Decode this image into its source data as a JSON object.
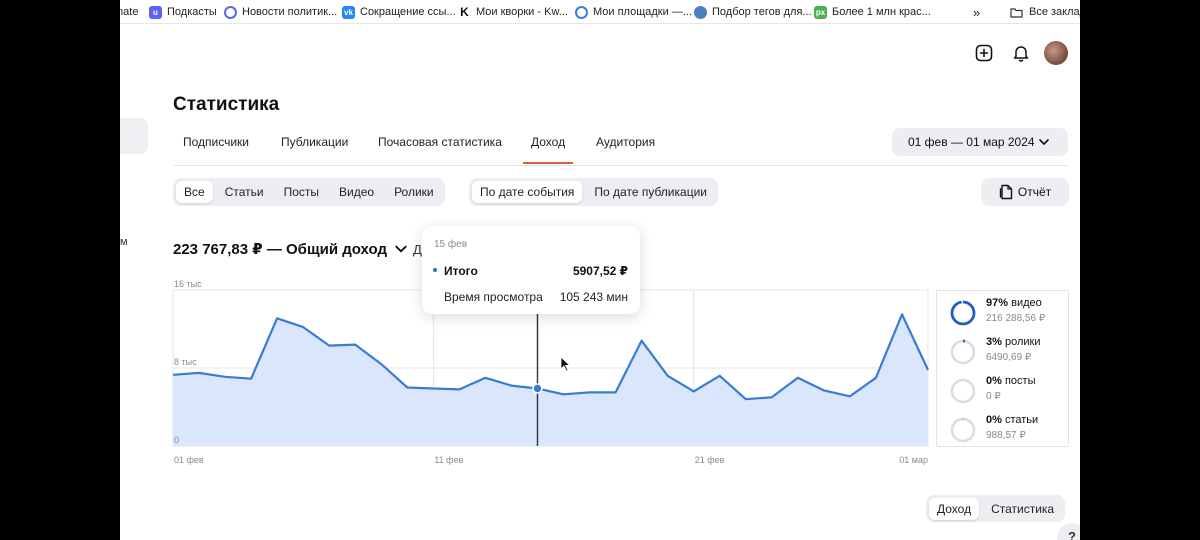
{
  "bookmarks": [
    {
      "label": "mate",
      "icon": "bookmark-icon",
      "color": "#ffffff"
    },
    {
      "label": "Подкасты",
      "icon": "podcast-icon",
      "color": "#5a63f5"
    },
    {
      "label": "Новости политик...",
      "icon": "news-icon",
      "color": "#5b6cd8"
    },
    {
      "label": "Сокращение ссы...",
      "icon": "vk-icon",
      "color": "#2787f5"
    },
    {
      "label": "Мои кворки - Kw...",
      "icon": "kwork-icon",
      "color": "#111111"
    },
    {
      "label": "Мои площадки —...",
      "icon": "site-icon",
      "color": "#3d7bdc"
    },
    {
      "label": "Подбор тегов для...",
      "icon": "tags-icon",
      "color": "#4a7fc1"
    },
    {
      "label": "Более 1 млн крас...",
      "icon": "px-icon",
      "color": "#4caf50"
    }
  ],
  "bookmarks_more": "»",
  "bookmarks_folder": "Все заклад",
  "left_fragment": "м",
  "page_title": "Статистика",
  "tabs": [
    {
      "label": "Подписчики",
      "active": false
    },
    {
      "label": "Публикации",
      "active": false
    },
    {
      "label": "Почасовая статистика",
      "active": false
    },
    {
      "label": "Доход",
      "active": true
    },
    {
      "label": "Аудитория",
      "active": false
    }
  ],
  "date_range": "01 фев — 01 мар 2024",
  "content_filter": [
    {
      "label": "Все",
      "active": true
    },
    {
      "label": "Статьи",
      "active": false
    },
    {
      "label": "Посты",
      "active": false
    },
    {
      "label": "Видео",
      "active": false
    },
    {
      "label": "Ролики",
      "active": false
    }
  ],
  "date_filter": [
    {
      "label": "По дате события",
      "active": true
    },
    {
      "label": "По дате публикации",
      "active": false
    }
  ],
  "report_label": "Отчёт",
  "total_income": "223 767,83 ₽ — Общий доход",
  "total_fragment": "Д",
  "tooltip": {
    "date": "15 фев",
    "total_label": "Итого",
    "total_value": "5907,52 ₽",
    "watch_label": "Время просмотра",
    "watch_value": "105 243 мин"
  },
  "chart_data": {
    "type": "area",
    "x": [
      "01 фев",
      "02 фев",
      "03 фев",
      "04 фев",
      "05 фев",
      "06 фев",
      "07 фев",
      "08 фев",
      "09 фев",
      "10 фев",
      "11 фев",
      "12 фев",
      "13 фев",
      "14 фев",
      "15 фев",
      "16 фев",
      "17 фев",
      "18 фев",
      "19 фев",
      "20 фев",
      "21 фев",
      "22 фев",
      "23 фев",
      "24 фев",
      "25 фев",
      "26 фев",
      "27 фев",
      "28 фев",
      "29 фев",
      "01 мар"
    ],
    "x_tick_labels": [
      "01 фев",
      "11 фев",
      "21 фев",
      "01 мар"
    ],
    "y_tick_labels": [
      "0",
      "8 тыс",
      "16 тыс"
    ],
    "ylim": [
      0,
      16000
    ],
    "series": [
      {
        "values": [
          7300,
          7500,
          7100,
          6900,
          13100,
          12200,
          10300,
          10400,
          8400,
          6000,
          5900,
          5800,
          7000,
          6200,
          5900,
          5300,
          5500,
          5500,
          10800,
          7200,
          5600,
          7200,
          4800,
          5000,
          7000,
          5700,
          5100,
          7000,
          13500,
          7800
        ],
        "color": "#3a7bd5",
        "fill": "#d9e6fb"
      }
    ],
    "highlight_index": 14,
    "grid": true
  },
  "legend": [
    {
      "pct": "97%",
      "label": "видео",
      "amount": "216 288,56 ₽",
      "fraction": 0.97
    },
    {
      "pct": "3%",
      "label": "ролики",
      "amount": "6490,69 ₽",
      "fraction": 0.03
    },
    {
      "pct": "0%",
      "label": "посты",
      "amount": "0 ₽",
      "fraction": 0.0
    },
    {
      "pct": "0%",
      "label": "статьи",
      "amount": "988,57 ₽",
      "fraction": 0.004
    }
  ],
  "bottom_toggle": [
    {
      "label": "Доход",
      "active": true
    },
    {
      "label": "Статистика",
      "active": false
    }
  ],
  "help_label": "?"
}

++++++++

■ Written task ■
Quote the data above in full, leaving out the pictures it holds.

■ Reply to the task ■
Decode this image into its source data as a JSON object.
{
  "bookmarks": [
    {
      "label": "mate",
      "icon": "bookmark-icon",
      "color": "#ffffff"
    },
    {
      "label": "Подкасты",
      "icon": "podcast-icon",
      "color": "#5a63f5"
    },
    {
      "label": "Новости политик...",
      "icon": "news-icon",
      "color": "#5b6cd8"
    },
    {
      "label": "Сокращение ссы...",
      "icon": "vk-icon",
      "color": "#2787f5"
    },
    {
      "label": "Мои кворки - Kw...",
      "icon": "kwork-icon",
      "color": "#111111"
    },
    {
      "label": "Мои площадки —...",
      "icon": "site-icon",
      "color": "#3d7bdc"
    },
    {
      "label": "Подбор тегов для...",
      "icon": "tags-icon",
      "color": "#4a7fc1"
    },
    {
      "label": "Более 1 млн крас...",
      "icon": "px-icon",
      "color": "#4caf50"
    }
  ],
  "bookmarks_more": "»",
  "bookmarks_folder": "Все заклад",
  "left_fragment": "м",
  "page_title": "Статистика",
  "tabs": [
    {
      "label": "Подписчики",
      "active": false
    },
    {
      "label": "Публикации",
      "active": false
    },
    {
      "label": "Почасовая статистика",
      "active": false
    },
    {
      "label": "Доход",
      "active": true
    },
    {
      "label": "Аудитория",
      "active": false
    }
  ],
  "date_range": "01 фев — 01 мар 2024",
  "content_filter": [
    {
      "label": "Все",
      "active": true
    },
    {
      "label": "Статьи",
      "active": false
    },
    {
      "label": "Посты",
      "active": false
    },
    {
      "label": "Видео",
      "active": false
    },
    {
      "label": "Ролики",
      "active": false
    }
  ],
  "date_filter": [
    {
      "label": "По дате события",
      "active": true
    },
    {
      "label": "По дате публикации",
      "active": false
    }
  ],
  "report_label": "Отчёт",
  "total_income": "223 767,83 ₽ — Общий доход",
  "total_fragment": "Д",
  "tooltip": {
    "date": "15 фев",
    "total_label": "Итого",
    "total_value": "5907,52 ₽",
    "watch_label": "Время просмотра",
    "watch_value": "105 243 мин"
  },
  "chart_data": {
    "type": "area",
    "x": [
      "01 фев",
      "02 фев",
      "03 фев",
      "04 фев",
      "05 фев",
      "06 фев",
      "07 фев",
      "08 фев",
      "09 фев",
      "10 фев",
      "11 фев",
      "12 фев",
      "13 фев",
      "14 фев",
      "15 фев",
      "16 фев",
      "17 фев",
      "18 фев",
      "19 фев",
      "20 фев",
      "21 фев",
      "22 фев",
      "23 фев",
      "24 фев",
      "25 фев",
      "26 фев",
      "27 фев",
      "28 фев",
      "29 фев",
      "01 мар"
    ],
    "x_tick_labels": [
      "01 фев",
      "11 фев",
      "21 фев",
      "01 мар"
    ],
    "y_tick_labels": [
      "0",
      "8 тыс",
      "16 тыс"
    ],
    "ylim": [
      0,
      16000
    ],
    "series": [
      {
        "values": [
          7300,
          7500,
          7100,
          6900,
          13100,
          12200,
          10300,
          10400,
          8400,
          6000,
          5900,
          5800,
          7000,
          6200,
          5900,
          5300,
          5500,
          5500,
          10800,
          7200,
          5600,
          7200,
          4800,
          5000,
          7000,
          5700,
          5100,
          7000,
          13500,
          7800
        ],
        "color": "#3a7bd5",
        "fill": "#d9e6fb"
      }
    ],
    "highlight_index": 14,
    "grid": true
  },
  "legend": [
    {
      "pct": "97%",
      "label": "видео",
      "amount": "216 288,56 ₽",
      "fraction": 0.97
    },
    {
      "pct": "3%",
      "label": "ролики",
      "amount": "6490,69 ₽",
      "fraction": 0.03
    },
    {
      "pct": "0%",
      "label": "посты",
      "amount": "0 ₽",
      "fraction": 0.0
    },
    {
      "pct": "0%",
      "label": "статьи",
      "amount": "988,57 ₽",
      "fraction": 0.004
    }
  ],
  "bottom_toggle": [
    {
      "label": "Доход",
      "active": true
    },
    {
      "label": "Статистика",
      "active": false
    }
  ],
  "help_label": "?"
}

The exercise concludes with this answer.